*Goal*. Only the pictures are omitted; repeat all other data exactly.

start Extracted records

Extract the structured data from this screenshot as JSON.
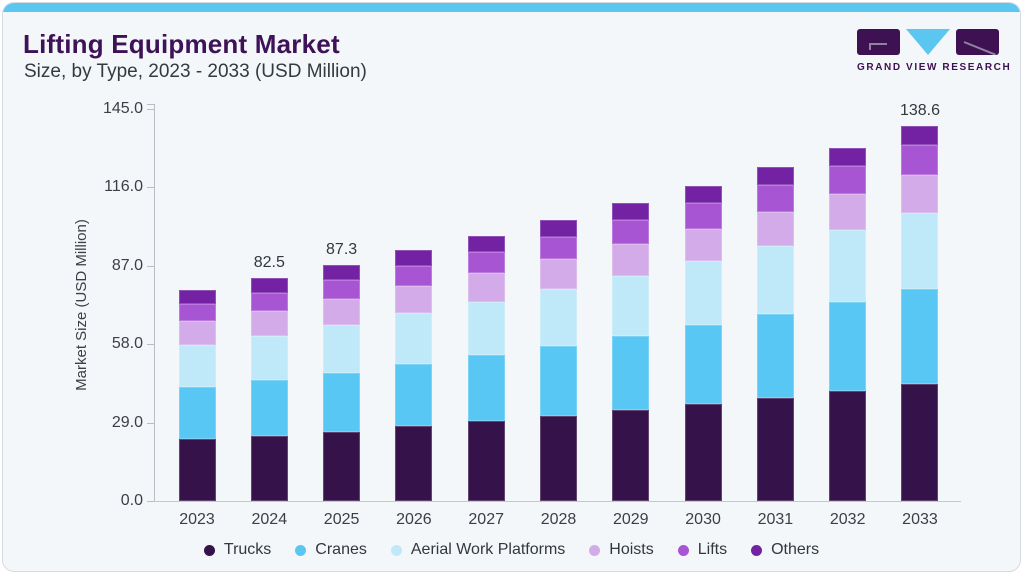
{
  "header": {
    "title": "Lifting Equipment Market",
    "subtitle": "Size, by Type, 2023 - 2033 (USD Million)",
    "logo_caption": "GRAND VIEW RESEARCH"
  },
  "colors": {
    "accent_strip": "#5bc7f1",
    "card_background": "#f3f7fa",
    "logo_purple": "#3d1152",
    "title_text": "#3e1257",
    "axis_line": "#b9bec5"
  },
  "chart_data": {
    "type": "bar",
    "stacked": true,
    "title": "Lifting Equipment Market",
    "subtitle": "Size, by Type, 2023 - 2033 (USD Million)",
    "xlabel": "",
    "ylabel": "Market Size (USD Million)",
    "ylim": [
      0,
      145
    ],
    "y_ticks": [
      "145.0",
      "116.0",
      "87.0",
      "58.0",
      "29.0",
      "0.0"
    ],
    "grid": false,
    "legend_position": "bottom",
    "categories": [
      "2023",
      "2024",
      "2025",
      "2026",
      "2027",
      "2028",
      "2029",
      "2030",
      "2031",
      "2032",
      "2033"
    ],
    "series": [
      {
        "name": "Trucks",
        "color": "#351249",
        "values": [
          22.9,
          24.2,
          25.7,
          27.7,
          29.5,
          31.5,
          33.6,
          35.8,
          38.1,
          40.6,
          43.3
        ]
      },
      {
        "name": "Cranes",
        "color": "#58c7f3",
        "values": [
          19.3,
          20.5,
          21.8,
          23.1,
          24.5,
          26.0,
          27.6,
          29.3,
          31.1,
          33.0,
          35.1
        ]
      },
      {
        "name": "Aerial Work Platforms",
        "color": "#bfe8f8",
        "values": [
          15.6,
          16.5,
          17.6,
          18.6,
          19.7,
          20.9,
          22.2,
          23.6,
          25.0,
          26.5,
          28.1
        ]
      },
      {
        "name": "Hoists",
        "color": "#d4abe9",
        "values": [
          8.7,
          9.1,
          9.6,
          10.0,
          10.5,
          11.0,
          11.6,
          12.1,
          12.7,
          13.3,
          14.0
        ]
      },
      {
        "name": "Lifts",
        "color": "#a855d4",
        "values": [
          6.4,
          6.8,
          7.1,
          7.6,
          8.0,
          8.4,
          8.9,
          9.4,
          9.9,
          10.5,
          11.1
        ]
      },
      {
        "name": "Others",
        "color": "#7222a3",
        "values": [
          5.2,
          5.4,
          5.5,
          5.7,
          5.9,
          6.0,
          6.2,
          6.4,
          6.6,
          6.8,
          7.0
        ]
      }
    ],
    "bar_total_labels": [
      "",
      "82.5",
      "87.3",
      "",
      "",
      "",
      "",
      "",
      "",
      "",
      "138.6"
    ]
  }
}
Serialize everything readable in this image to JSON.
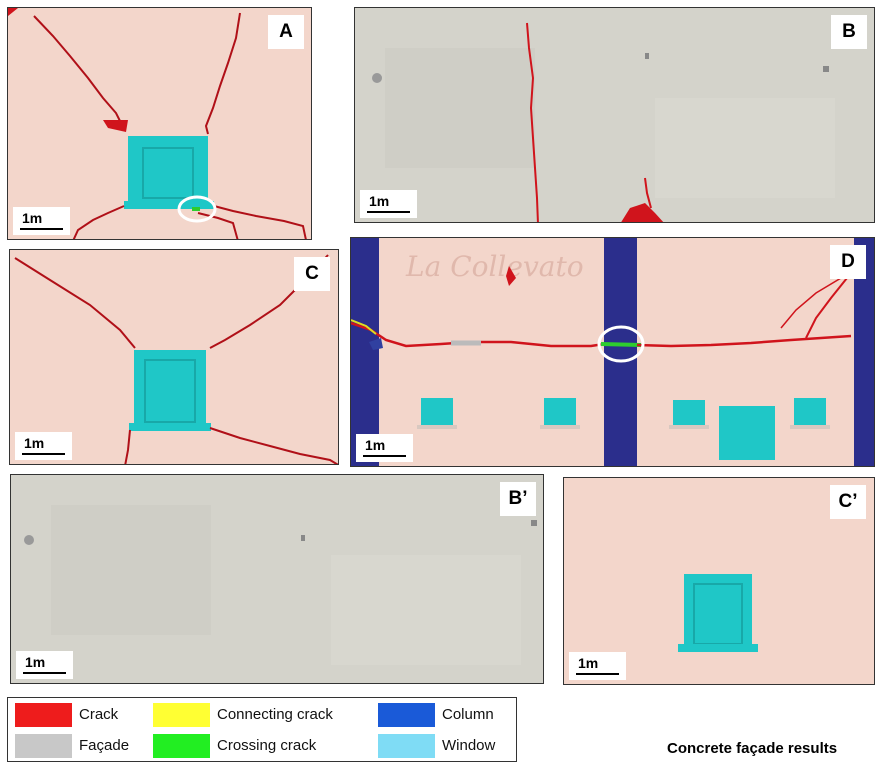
{
  "panels": {
    "a": {
      "label": "A",
      "scale": "1m"
    },
    "b": {
      "label": "B",
      "scale": "1m"
    },
    "c": {
      "label": "C",
      "scale": "1m"
    },
    "d": {
      "label": "D",
      "scale": "1m",
      "signage": "La Collevato"
    },
    "b2": {
      "label": "B’",
      "scale": "1m"
    },
    "c2": {
      "label": "C’",
      "scale": "1m"
    }
  },
  "legend": {
    "items": [
      {
        "label": "Crack",
        "color": "#ee1c1c"
      },
      {
        "label": "Connecting crack",
        "color": "#ffff33"
      },
      {
        "label": "Column",
        "color": "#1a5ad8"
      },
      {
        "label": "Façade",
        "color": "#c8c8c8"
      },
      {
        "label": "Crossing crack",
        "color": "#22ee22"
      },
      {
        "label": "Window",
        "color": "#7fdcf5"
      }
    ]
  },
  "caption": "Concrete façade results",
  "colors": {
    "facade_pink": "#f3d6cb",
    "facade_grey": "#d4d3cb",
    "window": "#1fc7c7",
    "crack": "#d0141c",
    "column": "#2b2e8c",
    "crossing": "#2ecc2e"
  }
}
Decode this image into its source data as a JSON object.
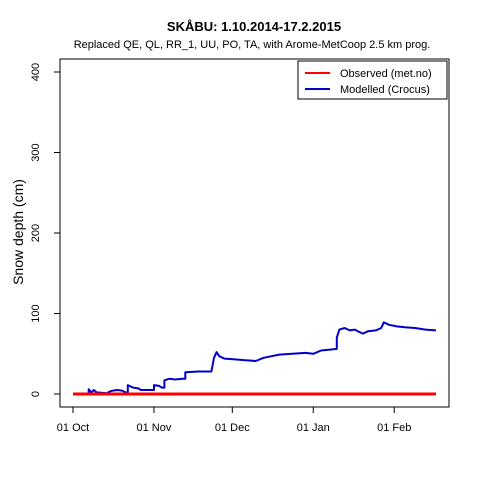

end Extracted records

*Written response*.
Extract the structured data from this screenshot as JSON.
{
  "header": {
    "title": "Lifting Equipment Market",
    "subtitle": "Size, by Type, 2023 - 2033 (USD Million)",
    "logo_caption": "GRAND VIEW RESEARCH"
  },
  "colors": {
    "accent_strip": "#5bc7f1",
    "card_background": "#f3f7fa",
    "logo_purple": "#3d1152",
    "title_text": "#3e1257",
    "axis_line": "#b9bec5"
  },
  "chart_data": {
    "type": "bar",
    "stacked": true,
    "title": "Lifting Equipment Market",
    "subtitle": "Size, by Type, 2023 - 2033 (USD Million)",
    "xlabel": "",
    "ylabel": "Market Size (USD Million)",
    "ylim": [
      0,
      145
    ],
    "y_ticks": [
      "145.0",
      "116.0",
      "87.0",
      "58.0",
      "29.0",
      "0.0"
    ],
    "grid": false,
    "legend_position": "bottom",
    "categories": [
      "2023",
      "2024",
      "2025",
      "2026",
      "2027",
      "2028",
      "2029",
      "2030",
      "2031",
      "2032",
      "2033"
    ],
    "series": [
      {
        "name": "Trucks",
        "color": "#351249",
        "values": [
          22.9,
          24.2,
          25.7,
          27.7,
          29.5,
          31.5,
          33.6,
          35.8,
          38.1,
          40.6,
          43.3
        ]
      },
      {
        "name": "Cranes",
        "color": "#58c7f3",
        "values": [
          19.3,
          20.5,
          21.8,
          23.1,
          24.5,
          26.0,
          27.6,
          29.3,
          31.1,
          33.0,
          35.1
        ]
      },
      {
        "name": "Aerial Work Platforms",
        "color": "#bfe8f8",
        "values": [
          15.6,
          16.5,
          17.6,
          18.6,
          19.7,
          20.9,
          22.2,
          23.6,
          25.0,
          26.5,
          28.1
        ]
      },
      {
        "name": "Hoists",
        "color": "#d4abe9",
        "values": [
          8.7,
          9.1,
          9.6,
          10.0,
          10.5,
          11.0,
          11.6,
          12.1,
          12.7,
          13.3,
          14.0
        ]
      },
      {
        "name": "Lifts",
        "color": "#a855d4",
        "values": [
          6.4,
          6.8,
          7.1,
          7.6,
          8.0,
          8.4,
          8.9,
          9.4,
          9.9,
          10.5,
          11.1
        ]
      },
      {
        "name": "Others",
        "color": "#7222a3",
        "values": [
          5.2,
          5.4,
          5.5,
          5.7,
          5.9,
          6.0,
          6.2,
          6.4,
          6.6,
          6.8,
          7.0
        ]
      }
    ],
    "bar_total_labels": [
      "",
      "82.5",
      "87.3",
      "",
      "",
      "",
      "",
      "",
      "",
      "",
      "138.6"
    ]
  }
}
Serialize everything readable in this image to JSON.
{
  "panels": {
    "a": {
      "label": "A",
      "scale": "1m"
    },
    "b": {
      "label": "B",
      "scale": "1m"
    },
    "c": {
      "label": "C",
      "scale": "1m"
    },
    "d": {
      "label": "D",
      "scale": "1m",
      "signage": "La Collevato"
    },
    "b2": {
      "label": "B’",
      "scale": "1m"
    },
    "c2": {
      "label": "C’",
      "scale": "1m"
    }
  },
  "legend": {
    "items": [
      {
        "label": "Crack",
        "color": "#ee1c1c"
      },
      {
        "label": "Connecting crack",
        "color": "#ffff33"
      },
      {
        "label": "Column",
        "color": "#1a5ad8"
      },
      {
        "label": "Façade",
        "color": "#c8c8c8"
      },
      {
        "label": "Crossing crack",
        "color": "#22ee22"
      },
      {
        "label": "Window",
        "color": "#7fdcf5"
      }
    ]
  },
  "caption": "Concrete façade results",
  "colors": {
    "facade_pink": "#f3d6cb",
    "facade_grey": "#d4d3cb",
    "window": "#1fc7c7",
    "crack": "#d0141c",
    "column": "#2b2e8c",
    "crossing": "#2ecc2e"
  }
}
Decode this image into its source data as a JSON object.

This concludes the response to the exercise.